Instructions to follow:
Pick out every line of the entries below where "content" occurs, and copy those lines.

## BEGIN Input records

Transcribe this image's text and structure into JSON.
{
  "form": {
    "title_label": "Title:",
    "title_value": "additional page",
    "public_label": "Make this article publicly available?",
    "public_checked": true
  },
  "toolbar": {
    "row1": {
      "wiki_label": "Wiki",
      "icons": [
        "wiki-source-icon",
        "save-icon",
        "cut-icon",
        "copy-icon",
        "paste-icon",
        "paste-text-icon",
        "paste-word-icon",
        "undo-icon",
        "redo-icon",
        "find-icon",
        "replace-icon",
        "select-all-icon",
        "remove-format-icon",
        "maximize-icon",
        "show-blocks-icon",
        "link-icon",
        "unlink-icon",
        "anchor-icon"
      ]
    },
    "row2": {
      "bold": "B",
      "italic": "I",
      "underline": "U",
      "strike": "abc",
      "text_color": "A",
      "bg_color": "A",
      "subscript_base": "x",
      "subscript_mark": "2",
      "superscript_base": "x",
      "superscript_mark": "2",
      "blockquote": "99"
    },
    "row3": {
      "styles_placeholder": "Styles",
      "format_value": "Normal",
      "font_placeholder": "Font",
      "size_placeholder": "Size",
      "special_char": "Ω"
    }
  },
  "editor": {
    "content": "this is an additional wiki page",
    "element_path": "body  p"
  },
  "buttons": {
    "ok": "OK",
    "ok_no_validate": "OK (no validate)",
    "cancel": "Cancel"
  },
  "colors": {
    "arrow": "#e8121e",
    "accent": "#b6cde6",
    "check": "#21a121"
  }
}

## END Input records
## BEGIN Input records

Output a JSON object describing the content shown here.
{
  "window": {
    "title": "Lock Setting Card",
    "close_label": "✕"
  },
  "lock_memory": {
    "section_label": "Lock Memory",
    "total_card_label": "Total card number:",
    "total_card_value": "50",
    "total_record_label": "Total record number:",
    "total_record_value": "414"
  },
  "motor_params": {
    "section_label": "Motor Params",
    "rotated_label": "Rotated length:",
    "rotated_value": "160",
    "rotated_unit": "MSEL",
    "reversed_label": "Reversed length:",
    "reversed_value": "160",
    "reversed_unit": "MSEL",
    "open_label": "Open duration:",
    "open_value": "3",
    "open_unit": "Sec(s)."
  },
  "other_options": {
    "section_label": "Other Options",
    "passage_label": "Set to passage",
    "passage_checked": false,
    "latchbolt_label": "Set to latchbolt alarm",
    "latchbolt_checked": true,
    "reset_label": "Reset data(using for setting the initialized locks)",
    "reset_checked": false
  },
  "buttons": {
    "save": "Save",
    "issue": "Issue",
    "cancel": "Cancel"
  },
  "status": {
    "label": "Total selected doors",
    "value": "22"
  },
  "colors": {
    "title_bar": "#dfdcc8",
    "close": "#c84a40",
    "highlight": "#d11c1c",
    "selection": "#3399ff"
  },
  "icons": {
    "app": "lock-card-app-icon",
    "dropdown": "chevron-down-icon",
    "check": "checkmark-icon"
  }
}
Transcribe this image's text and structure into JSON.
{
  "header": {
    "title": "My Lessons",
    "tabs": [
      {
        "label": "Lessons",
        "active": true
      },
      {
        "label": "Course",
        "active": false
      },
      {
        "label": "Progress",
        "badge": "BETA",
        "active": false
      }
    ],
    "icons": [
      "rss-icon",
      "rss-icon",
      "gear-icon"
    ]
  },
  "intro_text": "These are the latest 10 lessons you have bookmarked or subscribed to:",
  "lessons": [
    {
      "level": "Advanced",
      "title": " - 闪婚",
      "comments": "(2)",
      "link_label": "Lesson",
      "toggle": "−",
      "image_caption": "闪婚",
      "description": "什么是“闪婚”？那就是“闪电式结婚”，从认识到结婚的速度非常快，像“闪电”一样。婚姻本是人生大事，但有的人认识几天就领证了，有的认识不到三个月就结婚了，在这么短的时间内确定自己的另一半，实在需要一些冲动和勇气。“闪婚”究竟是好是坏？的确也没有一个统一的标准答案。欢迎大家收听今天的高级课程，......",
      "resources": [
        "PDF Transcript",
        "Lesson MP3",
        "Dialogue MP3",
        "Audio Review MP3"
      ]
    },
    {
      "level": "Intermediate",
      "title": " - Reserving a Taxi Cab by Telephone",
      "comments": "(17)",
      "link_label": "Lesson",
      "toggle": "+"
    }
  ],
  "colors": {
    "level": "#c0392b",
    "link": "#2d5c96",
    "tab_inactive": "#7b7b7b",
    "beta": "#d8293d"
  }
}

## END Input records
## BEGIN Input records

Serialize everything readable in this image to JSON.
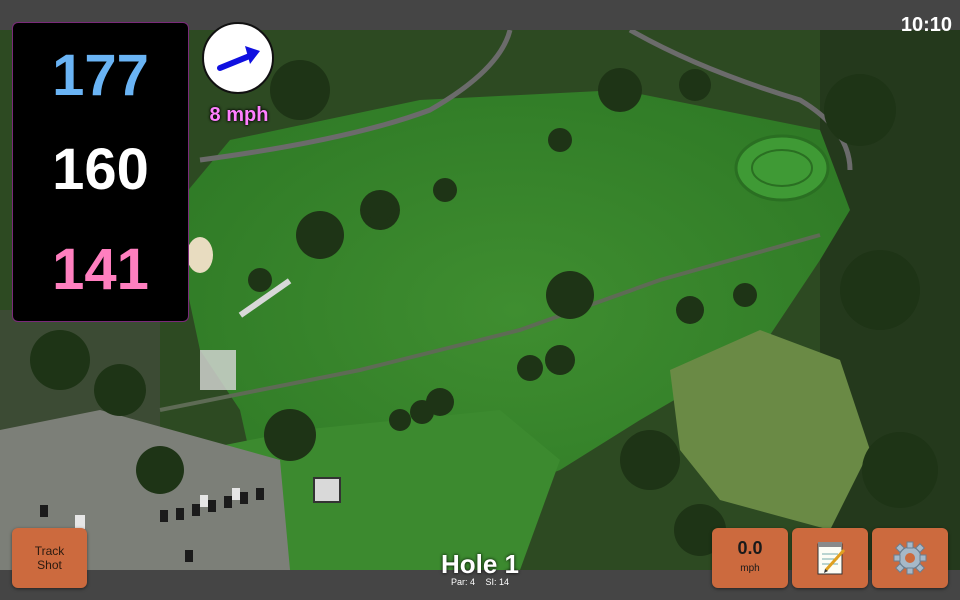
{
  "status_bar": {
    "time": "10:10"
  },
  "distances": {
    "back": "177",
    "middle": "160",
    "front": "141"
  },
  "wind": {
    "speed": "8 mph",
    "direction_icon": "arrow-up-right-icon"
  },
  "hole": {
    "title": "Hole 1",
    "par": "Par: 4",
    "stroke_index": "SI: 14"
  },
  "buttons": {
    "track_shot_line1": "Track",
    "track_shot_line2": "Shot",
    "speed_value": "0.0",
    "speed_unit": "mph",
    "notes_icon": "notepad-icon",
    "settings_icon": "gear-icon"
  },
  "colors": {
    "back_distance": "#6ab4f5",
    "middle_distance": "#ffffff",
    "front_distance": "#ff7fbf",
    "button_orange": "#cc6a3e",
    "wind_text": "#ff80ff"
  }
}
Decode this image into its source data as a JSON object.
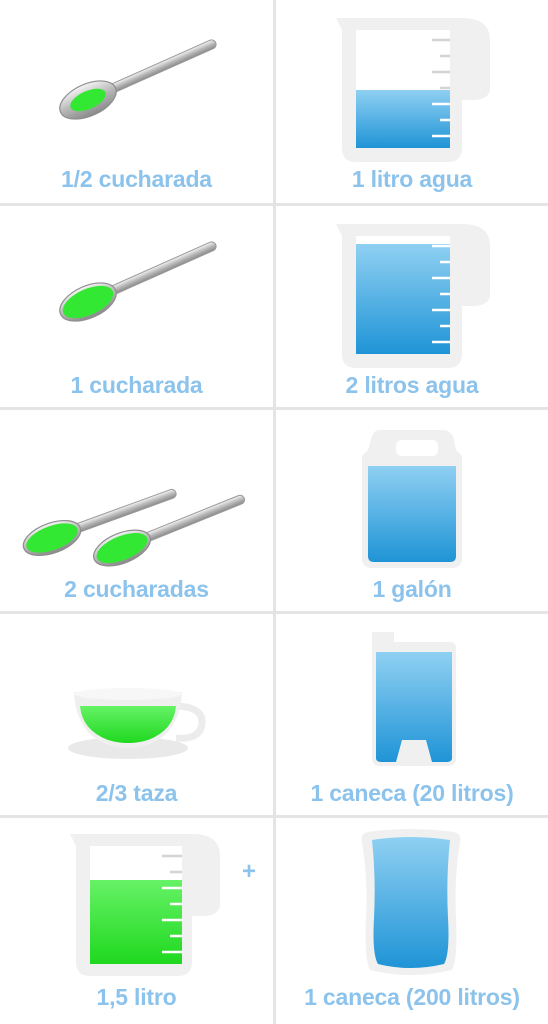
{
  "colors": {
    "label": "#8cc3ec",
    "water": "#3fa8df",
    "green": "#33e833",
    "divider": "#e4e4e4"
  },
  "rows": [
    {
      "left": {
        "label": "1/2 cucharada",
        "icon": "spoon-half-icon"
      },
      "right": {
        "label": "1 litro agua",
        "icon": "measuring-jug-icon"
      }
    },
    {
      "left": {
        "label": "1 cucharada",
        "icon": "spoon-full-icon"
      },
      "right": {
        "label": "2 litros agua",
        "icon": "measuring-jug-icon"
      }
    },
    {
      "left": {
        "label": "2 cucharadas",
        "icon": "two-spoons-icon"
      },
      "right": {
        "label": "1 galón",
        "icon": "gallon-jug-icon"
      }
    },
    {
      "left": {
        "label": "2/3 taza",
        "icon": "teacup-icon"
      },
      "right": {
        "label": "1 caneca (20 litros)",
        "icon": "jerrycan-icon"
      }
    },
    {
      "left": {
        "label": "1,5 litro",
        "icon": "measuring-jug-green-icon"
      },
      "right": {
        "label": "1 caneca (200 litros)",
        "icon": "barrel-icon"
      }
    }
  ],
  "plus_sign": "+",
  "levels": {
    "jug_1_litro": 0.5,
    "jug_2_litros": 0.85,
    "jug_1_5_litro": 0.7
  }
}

## END Input records

Completed task:
    "content": "this is an additional wiki page",
Output a JSON object describing the content shown here.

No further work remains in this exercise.